▸ Material supplied
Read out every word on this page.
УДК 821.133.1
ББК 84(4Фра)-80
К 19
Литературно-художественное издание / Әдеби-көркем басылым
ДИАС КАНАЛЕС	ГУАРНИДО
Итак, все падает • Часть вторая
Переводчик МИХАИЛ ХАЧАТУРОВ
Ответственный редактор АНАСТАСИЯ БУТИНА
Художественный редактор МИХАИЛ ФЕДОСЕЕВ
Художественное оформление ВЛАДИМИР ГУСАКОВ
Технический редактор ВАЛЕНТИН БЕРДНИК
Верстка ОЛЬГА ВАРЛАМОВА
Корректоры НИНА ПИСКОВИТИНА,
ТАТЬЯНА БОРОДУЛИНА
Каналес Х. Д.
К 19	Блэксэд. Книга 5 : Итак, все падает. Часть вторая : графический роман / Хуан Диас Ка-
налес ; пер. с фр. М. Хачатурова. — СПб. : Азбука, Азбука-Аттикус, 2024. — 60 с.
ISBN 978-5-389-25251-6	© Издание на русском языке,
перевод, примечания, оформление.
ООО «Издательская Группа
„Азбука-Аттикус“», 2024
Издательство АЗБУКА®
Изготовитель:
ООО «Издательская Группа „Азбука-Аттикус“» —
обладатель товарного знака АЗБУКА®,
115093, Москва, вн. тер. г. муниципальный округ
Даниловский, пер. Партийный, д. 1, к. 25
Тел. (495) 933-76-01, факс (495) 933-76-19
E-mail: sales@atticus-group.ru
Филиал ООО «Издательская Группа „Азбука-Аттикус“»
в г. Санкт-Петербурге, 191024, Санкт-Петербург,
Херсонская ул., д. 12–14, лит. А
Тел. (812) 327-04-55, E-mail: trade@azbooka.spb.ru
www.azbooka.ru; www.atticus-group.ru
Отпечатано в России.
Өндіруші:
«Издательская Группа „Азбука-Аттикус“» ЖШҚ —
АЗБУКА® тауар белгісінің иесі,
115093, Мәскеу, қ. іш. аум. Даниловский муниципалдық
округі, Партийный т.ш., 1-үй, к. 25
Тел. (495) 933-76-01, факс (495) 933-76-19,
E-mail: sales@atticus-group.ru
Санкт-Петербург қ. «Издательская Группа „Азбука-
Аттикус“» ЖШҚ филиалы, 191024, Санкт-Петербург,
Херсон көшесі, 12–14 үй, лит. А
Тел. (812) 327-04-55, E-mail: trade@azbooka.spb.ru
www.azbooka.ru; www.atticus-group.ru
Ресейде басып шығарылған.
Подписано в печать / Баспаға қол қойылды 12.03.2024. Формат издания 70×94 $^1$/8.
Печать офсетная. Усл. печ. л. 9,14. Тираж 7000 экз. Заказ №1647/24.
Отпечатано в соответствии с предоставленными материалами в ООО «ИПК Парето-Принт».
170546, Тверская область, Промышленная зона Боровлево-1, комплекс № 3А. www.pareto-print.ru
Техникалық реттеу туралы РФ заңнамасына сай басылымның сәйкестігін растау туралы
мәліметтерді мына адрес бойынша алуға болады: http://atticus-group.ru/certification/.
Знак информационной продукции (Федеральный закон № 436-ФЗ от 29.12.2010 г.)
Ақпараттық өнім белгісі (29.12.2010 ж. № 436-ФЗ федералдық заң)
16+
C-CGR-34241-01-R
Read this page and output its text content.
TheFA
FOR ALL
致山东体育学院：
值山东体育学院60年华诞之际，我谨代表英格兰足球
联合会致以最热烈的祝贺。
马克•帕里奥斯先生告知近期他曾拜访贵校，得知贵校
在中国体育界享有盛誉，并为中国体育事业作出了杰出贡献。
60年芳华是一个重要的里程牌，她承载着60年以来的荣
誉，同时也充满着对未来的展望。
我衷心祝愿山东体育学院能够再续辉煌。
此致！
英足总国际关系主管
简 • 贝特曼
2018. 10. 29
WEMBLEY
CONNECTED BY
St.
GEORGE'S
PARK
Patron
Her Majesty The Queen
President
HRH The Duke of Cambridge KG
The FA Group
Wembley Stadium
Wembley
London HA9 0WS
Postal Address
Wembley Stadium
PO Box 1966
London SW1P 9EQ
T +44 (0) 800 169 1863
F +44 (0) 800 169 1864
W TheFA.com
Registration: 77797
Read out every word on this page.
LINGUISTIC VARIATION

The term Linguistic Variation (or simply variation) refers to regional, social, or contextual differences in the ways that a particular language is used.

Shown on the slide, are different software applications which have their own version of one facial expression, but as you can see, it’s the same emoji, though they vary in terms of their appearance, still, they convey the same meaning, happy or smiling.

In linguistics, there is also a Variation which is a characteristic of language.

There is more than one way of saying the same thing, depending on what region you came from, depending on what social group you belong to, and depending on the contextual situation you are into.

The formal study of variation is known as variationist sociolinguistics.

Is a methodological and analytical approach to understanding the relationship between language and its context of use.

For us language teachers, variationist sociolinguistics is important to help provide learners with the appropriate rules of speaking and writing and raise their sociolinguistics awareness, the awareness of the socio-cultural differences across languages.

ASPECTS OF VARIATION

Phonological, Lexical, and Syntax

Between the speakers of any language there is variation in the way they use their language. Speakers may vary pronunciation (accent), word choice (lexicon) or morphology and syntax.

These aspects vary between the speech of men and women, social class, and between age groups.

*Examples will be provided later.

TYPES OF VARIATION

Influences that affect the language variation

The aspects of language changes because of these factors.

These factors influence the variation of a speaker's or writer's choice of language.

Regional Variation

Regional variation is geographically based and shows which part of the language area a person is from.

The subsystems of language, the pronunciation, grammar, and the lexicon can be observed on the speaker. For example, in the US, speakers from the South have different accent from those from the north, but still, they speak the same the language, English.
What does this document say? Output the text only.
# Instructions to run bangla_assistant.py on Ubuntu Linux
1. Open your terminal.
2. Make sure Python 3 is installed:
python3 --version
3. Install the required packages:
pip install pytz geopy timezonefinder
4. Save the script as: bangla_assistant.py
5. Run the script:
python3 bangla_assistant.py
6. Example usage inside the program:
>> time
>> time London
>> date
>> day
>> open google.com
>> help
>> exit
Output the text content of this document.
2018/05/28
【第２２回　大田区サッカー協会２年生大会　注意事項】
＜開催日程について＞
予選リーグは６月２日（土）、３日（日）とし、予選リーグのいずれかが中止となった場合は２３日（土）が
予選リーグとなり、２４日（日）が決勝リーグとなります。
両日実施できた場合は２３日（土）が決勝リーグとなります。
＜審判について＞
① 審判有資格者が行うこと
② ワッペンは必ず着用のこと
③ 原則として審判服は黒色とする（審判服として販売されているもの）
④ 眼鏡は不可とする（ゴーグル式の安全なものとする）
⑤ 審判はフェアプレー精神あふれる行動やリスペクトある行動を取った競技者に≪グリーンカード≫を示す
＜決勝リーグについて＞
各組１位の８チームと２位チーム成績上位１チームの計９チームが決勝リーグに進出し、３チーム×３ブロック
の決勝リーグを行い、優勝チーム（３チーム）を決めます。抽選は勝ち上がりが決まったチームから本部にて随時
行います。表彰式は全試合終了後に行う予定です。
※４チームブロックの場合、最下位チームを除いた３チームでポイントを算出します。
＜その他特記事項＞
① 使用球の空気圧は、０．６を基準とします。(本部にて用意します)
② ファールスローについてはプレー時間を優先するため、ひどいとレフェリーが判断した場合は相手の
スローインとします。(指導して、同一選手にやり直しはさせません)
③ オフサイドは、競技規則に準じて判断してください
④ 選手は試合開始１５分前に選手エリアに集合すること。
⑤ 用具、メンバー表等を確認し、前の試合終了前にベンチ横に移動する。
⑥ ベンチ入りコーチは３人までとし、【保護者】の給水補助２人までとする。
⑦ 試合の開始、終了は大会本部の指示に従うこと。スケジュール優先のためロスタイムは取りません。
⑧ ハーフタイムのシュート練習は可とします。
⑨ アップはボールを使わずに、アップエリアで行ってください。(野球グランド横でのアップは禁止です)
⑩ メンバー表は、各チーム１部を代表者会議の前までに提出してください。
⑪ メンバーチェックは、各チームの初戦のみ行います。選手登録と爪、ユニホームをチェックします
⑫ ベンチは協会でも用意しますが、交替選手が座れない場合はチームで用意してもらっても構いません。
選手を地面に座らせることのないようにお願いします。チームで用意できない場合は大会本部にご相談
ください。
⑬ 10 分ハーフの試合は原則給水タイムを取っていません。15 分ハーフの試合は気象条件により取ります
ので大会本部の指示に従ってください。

▸ The problem
Scan the listing above for the word "Отпечатано" and show each line where it is found.

▸ Task answer
Отпечатано в России.
Отпечатано в соответствии с предоставленными материалами в ООО «ИПК Парето-Принт».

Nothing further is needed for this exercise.